Records excerpted from a collection
○ ○ ○ ○ ○ ○ ○
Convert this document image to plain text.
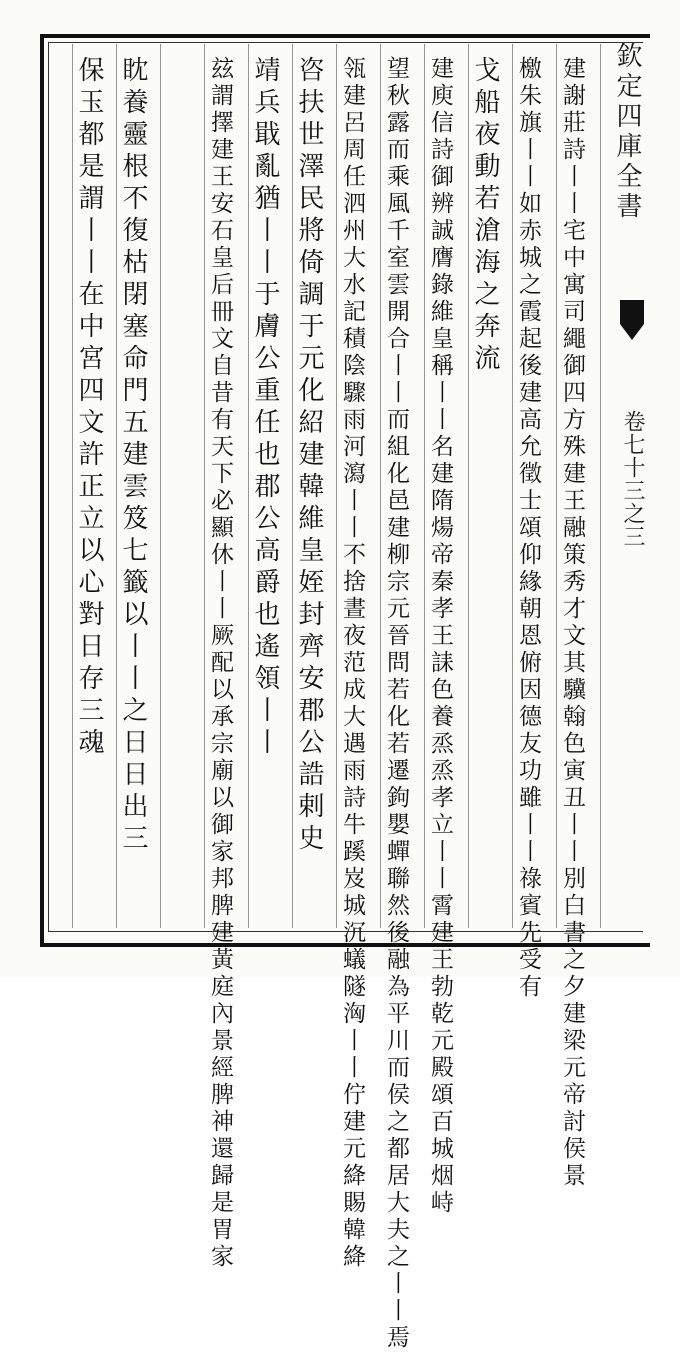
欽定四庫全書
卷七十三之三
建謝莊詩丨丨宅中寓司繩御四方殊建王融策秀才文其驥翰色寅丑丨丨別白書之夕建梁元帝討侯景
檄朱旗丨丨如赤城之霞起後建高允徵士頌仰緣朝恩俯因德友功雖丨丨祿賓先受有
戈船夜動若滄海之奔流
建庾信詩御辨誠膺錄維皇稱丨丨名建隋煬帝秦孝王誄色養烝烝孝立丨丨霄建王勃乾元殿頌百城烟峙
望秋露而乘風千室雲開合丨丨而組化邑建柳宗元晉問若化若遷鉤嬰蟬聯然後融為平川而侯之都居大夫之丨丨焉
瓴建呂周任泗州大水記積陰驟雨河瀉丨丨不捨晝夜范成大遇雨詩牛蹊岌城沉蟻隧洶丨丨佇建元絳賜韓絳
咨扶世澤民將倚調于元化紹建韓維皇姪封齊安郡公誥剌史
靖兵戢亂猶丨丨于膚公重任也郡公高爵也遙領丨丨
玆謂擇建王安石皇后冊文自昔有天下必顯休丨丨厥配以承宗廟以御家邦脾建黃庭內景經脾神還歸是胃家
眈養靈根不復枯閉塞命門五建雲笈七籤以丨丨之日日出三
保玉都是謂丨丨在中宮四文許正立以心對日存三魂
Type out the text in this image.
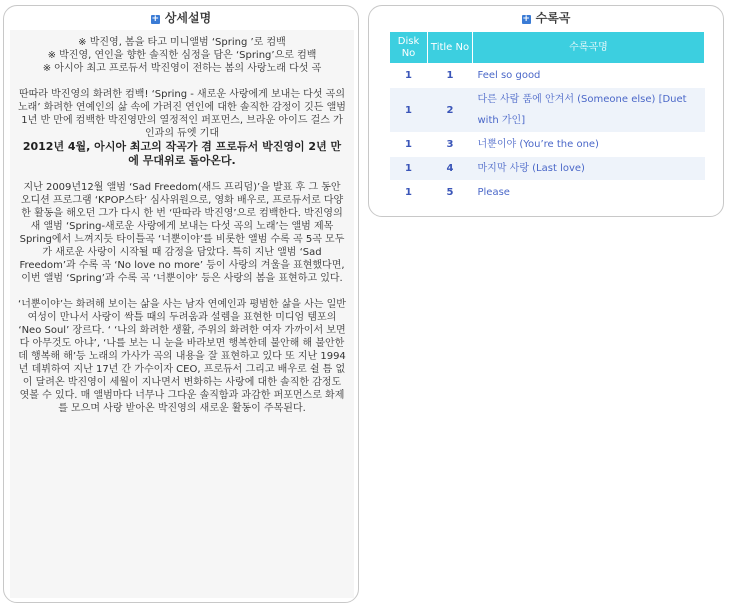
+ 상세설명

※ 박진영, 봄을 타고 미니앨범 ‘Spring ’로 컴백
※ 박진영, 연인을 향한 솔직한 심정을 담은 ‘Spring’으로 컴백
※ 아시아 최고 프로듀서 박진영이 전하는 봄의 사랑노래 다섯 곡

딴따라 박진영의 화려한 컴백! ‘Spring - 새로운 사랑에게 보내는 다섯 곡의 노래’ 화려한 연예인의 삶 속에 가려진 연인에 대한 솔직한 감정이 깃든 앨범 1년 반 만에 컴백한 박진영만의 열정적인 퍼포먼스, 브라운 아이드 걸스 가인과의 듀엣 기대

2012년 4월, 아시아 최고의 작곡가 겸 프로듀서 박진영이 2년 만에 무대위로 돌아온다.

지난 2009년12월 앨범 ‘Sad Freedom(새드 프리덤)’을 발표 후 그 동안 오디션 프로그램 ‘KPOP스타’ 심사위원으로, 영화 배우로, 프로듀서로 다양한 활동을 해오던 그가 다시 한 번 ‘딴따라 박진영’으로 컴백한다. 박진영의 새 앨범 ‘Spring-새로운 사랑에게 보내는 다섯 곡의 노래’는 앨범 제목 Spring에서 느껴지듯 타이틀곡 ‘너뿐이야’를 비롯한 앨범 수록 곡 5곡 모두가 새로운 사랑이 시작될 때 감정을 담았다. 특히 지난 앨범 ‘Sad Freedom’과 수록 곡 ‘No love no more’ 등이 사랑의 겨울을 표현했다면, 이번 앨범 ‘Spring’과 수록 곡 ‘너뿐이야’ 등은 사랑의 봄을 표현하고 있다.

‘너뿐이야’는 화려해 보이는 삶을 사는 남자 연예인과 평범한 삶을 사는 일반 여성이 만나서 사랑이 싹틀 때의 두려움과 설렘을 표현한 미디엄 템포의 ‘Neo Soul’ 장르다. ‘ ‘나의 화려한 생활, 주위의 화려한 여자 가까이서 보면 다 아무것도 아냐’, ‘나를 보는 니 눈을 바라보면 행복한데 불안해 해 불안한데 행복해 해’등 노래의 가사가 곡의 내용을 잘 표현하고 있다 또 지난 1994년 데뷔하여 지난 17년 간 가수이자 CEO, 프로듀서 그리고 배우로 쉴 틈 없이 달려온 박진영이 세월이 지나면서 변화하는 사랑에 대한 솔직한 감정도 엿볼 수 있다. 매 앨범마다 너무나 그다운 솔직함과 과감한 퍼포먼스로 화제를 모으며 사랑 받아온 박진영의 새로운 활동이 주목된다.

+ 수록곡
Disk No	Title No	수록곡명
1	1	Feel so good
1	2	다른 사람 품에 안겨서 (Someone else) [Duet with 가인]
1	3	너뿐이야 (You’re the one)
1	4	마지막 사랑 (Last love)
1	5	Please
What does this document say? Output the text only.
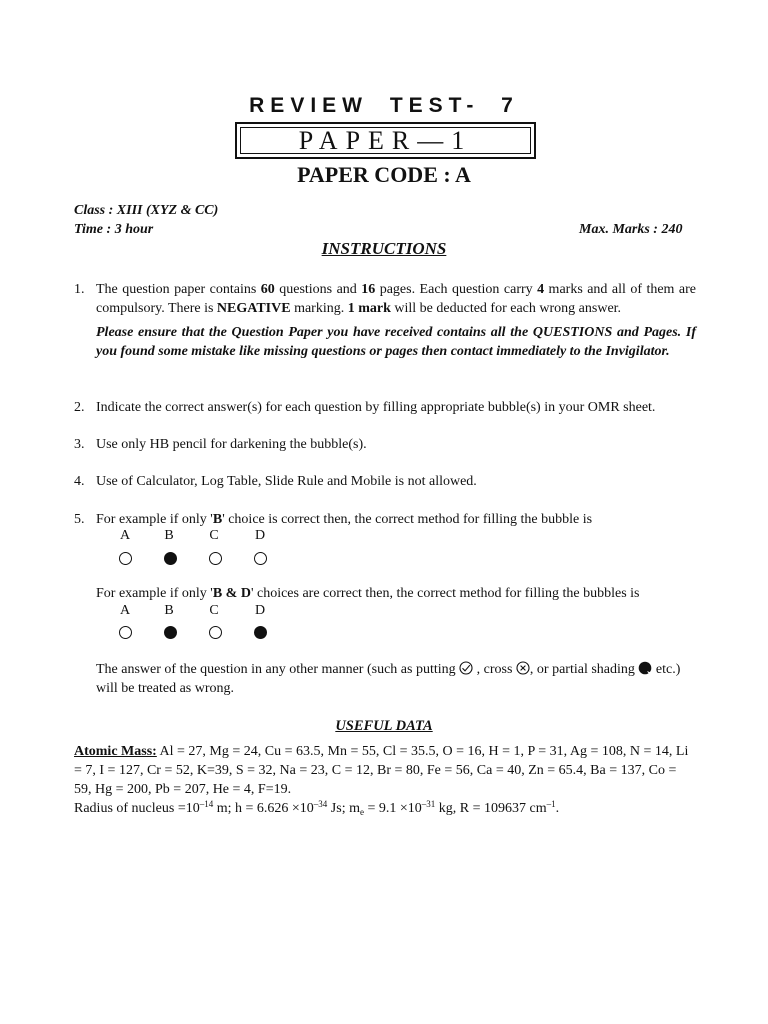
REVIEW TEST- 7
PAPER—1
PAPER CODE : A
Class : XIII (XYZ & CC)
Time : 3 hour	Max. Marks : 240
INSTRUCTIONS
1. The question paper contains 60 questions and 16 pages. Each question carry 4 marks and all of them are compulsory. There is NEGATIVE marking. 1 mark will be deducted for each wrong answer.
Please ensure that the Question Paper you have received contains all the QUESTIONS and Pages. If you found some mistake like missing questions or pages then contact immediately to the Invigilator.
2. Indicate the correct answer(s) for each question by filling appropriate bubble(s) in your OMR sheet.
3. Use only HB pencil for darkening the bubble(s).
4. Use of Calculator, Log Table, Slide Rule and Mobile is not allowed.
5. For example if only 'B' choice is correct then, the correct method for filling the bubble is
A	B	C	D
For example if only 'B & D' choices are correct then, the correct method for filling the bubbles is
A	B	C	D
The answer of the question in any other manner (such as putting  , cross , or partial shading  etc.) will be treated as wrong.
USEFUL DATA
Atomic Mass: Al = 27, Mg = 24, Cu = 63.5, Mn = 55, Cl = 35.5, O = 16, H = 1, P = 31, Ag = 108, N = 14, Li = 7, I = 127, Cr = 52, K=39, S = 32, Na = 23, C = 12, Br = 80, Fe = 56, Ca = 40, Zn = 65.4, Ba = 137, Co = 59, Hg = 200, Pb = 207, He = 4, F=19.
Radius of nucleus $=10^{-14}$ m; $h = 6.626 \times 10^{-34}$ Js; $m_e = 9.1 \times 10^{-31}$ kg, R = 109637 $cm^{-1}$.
○ ○ ○ ○ ○ ○ ○
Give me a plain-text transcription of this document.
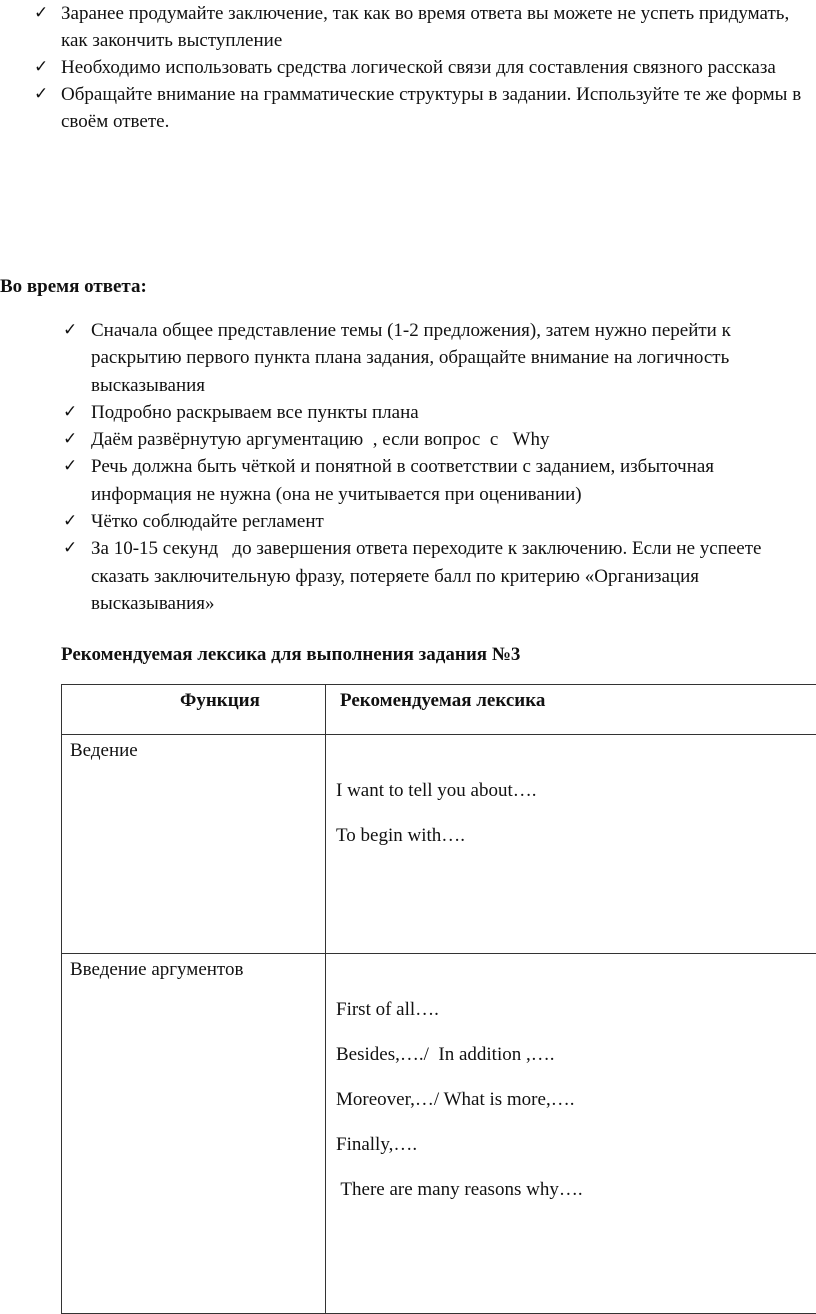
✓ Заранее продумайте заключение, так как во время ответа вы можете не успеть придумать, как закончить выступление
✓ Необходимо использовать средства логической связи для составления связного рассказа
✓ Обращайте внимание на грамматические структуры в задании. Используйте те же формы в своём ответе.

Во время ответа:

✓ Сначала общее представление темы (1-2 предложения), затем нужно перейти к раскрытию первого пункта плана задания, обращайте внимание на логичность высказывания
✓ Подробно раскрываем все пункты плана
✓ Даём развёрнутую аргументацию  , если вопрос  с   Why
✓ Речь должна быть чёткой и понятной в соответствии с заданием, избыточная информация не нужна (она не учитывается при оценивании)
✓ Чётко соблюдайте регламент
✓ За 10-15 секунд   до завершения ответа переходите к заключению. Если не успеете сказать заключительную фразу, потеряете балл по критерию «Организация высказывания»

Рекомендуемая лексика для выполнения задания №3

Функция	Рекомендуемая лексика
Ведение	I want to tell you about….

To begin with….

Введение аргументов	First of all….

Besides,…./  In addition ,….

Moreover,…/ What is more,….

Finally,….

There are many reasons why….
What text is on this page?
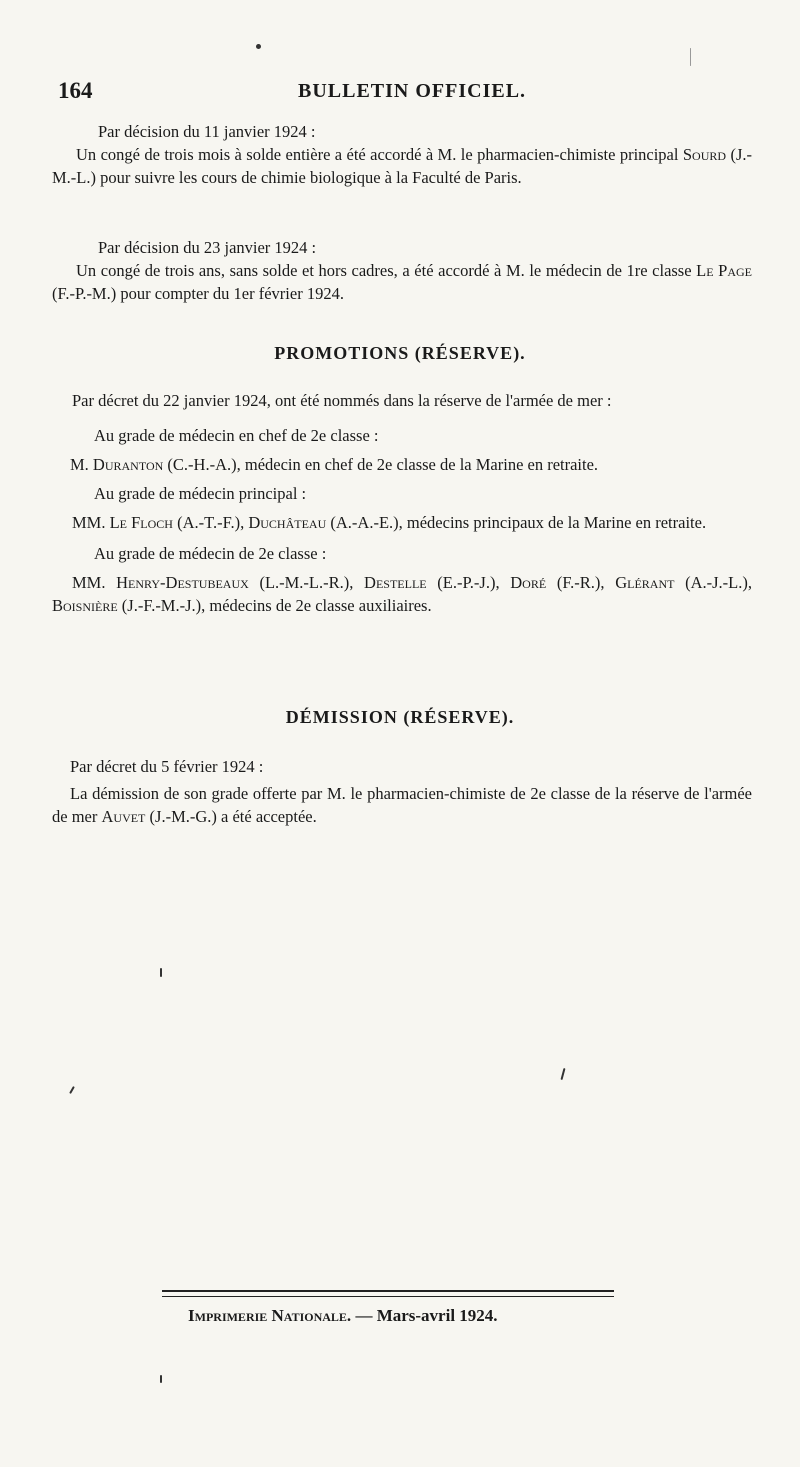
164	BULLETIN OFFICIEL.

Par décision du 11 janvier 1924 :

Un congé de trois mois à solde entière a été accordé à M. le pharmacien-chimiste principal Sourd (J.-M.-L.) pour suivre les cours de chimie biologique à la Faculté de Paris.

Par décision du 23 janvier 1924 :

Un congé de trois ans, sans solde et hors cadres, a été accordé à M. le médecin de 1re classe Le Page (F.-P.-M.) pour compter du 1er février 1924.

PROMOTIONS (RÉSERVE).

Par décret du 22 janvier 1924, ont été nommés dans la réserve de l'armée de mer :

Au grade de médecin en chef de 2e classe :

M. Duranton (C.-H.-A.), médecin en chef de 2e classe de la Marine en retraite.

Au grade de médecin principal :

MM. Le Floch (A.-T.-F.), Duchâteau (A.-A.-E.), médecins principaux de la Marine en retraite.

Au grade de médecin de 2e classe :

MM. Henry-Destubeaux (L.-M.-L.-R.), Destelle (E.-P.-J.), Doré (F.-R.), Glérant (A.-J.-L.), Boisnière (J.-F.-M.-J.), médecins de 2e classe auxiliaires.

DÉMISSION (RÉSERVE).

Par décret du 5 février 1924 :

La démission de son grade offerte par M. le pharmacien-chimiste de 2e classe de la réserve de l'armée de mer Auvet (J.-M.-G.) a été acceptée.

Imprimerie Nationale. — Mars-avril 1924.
○ ○ ○ ○ ○ ○ ○
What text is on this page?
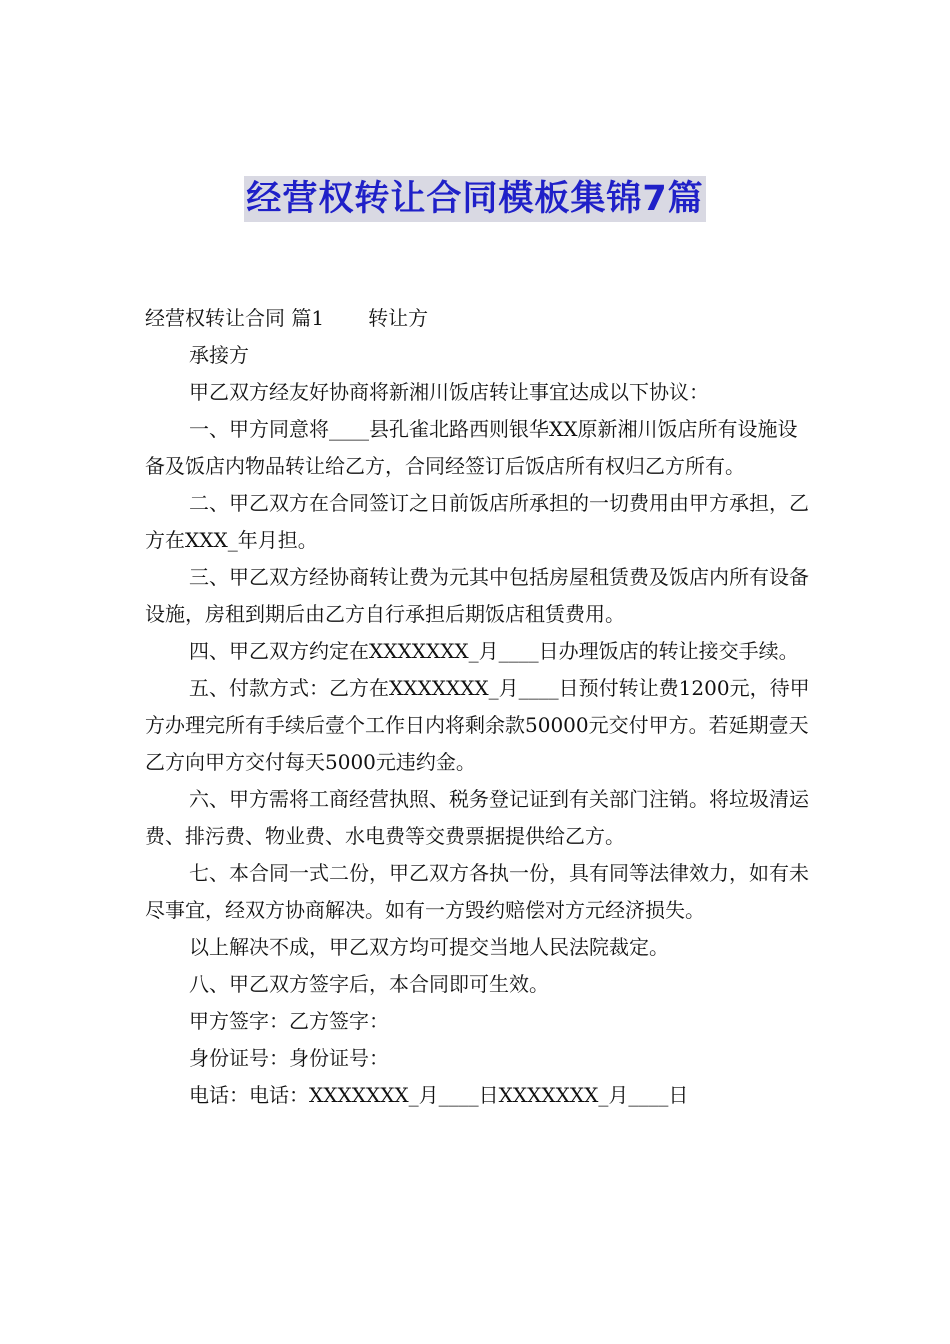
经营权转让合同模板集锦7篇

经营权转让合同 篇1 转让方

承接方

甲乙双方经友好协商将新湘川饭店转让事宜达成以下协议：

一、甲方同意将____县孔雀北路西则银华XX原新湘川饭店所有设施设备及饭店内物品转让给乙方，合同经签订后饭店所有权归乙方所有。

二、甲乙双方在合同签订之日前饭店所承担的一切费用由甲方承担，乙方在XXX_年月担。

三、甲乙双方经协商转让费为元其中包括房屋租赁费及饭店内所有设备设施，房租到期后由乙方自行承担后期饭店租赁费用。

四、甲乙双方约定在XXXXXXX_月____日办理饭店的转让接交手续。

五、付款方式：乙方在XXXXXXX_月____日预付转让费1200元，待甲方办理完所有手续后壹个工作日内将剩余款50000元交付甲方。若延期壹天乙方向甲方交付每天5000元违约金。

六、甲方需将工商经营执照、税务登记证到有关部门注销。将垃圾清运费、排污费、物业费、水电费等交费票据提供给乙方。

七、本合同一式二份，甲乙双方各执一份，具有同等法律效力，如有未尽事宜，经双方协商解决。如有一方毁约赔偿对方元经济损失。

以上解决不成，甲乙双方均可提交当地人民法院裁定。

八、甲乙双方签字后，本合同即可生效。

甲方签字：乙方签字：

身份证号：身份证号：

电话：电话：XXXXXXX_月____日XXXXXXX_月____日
○ ○ ○ ○ ○ ○ ○
## Goal
Of the lines above, how many include the word "each"? Reply with the number only.

## Correct answer
2